** Begin **

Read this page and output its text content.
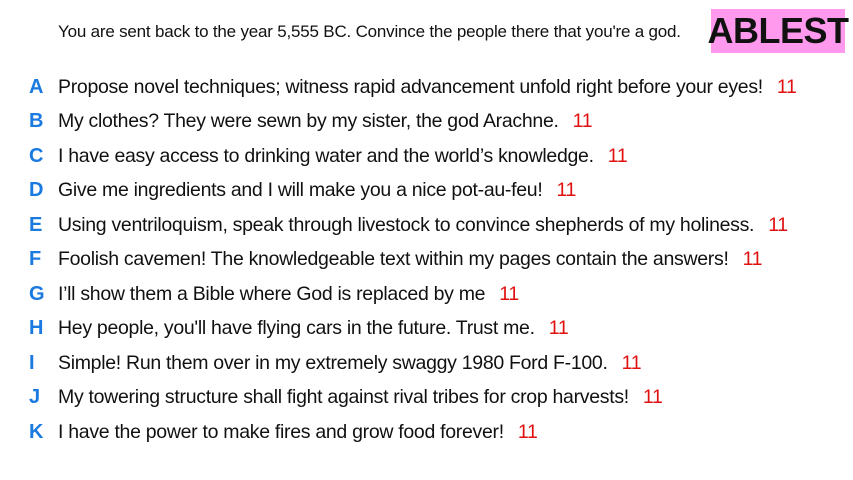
You are sent back to the year 5,555 BC. Convince the people there that you're a god. ABLEST
A Propose novel techniques; witness rapid advancement unfold right before your eyes! 11
B My clothes? They were sewn by my sister, the god Arachne. 11
C I have easy access to drinking water and the world’s knowledge. 11
D Give me ingredients and I will make you a nice pot-au-feu! 11
E Using ventriloquism, speak through livestock to convince shepherds of my holiness. 11
F Foolish cavemen! The knowledgeable text within my pages contain the answers! 11
G I’ll show them a Bible where God is replaced by me 11
H Hey people, you'll have flying cars in the future. Trust me. 11
I	Simple! Run them over in my extremely swaggy 1980 Ford F-100. 11
J My towering structure shall fight against rival tribes for crop harvests! 11
K I have the power to make fires and grow food forever! 11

** End **

* Problem statement *
Go through the listing above and quote it exactly, apart from its images.

* Complete response *
Read this page and output its text content.
You are sent back to the year 5,555 BC. Convince the people there that you're a god. ABLEST
A Propose novel techniques; witness rapid advancement unfold right before your eyes! 11
B My clothes? They were sewn by my sister, the god Arachne. 11
C I have easy access to drinking water and the world’s knowledge. 11
D Give me ingredients and I will make you a nice pot-au-feu! 11
E Using ventriloquism, speak through livestock to convince shepherds of my holiness. 11
F Foolish cavemen! The knowledgeable text within my pages contain the answers! 11
G I’ll show them a Bible where God is replaced by me 11
H Hey people, you'll have flying cars in the future. Trust me. 11
I	Simple! Run them over in my extremely swaggy 1980 Ford F-100. 11
J My towering structure shall fight against rival tribes for crop harvests! 11
K I have the power to make fires and grow food forever! 11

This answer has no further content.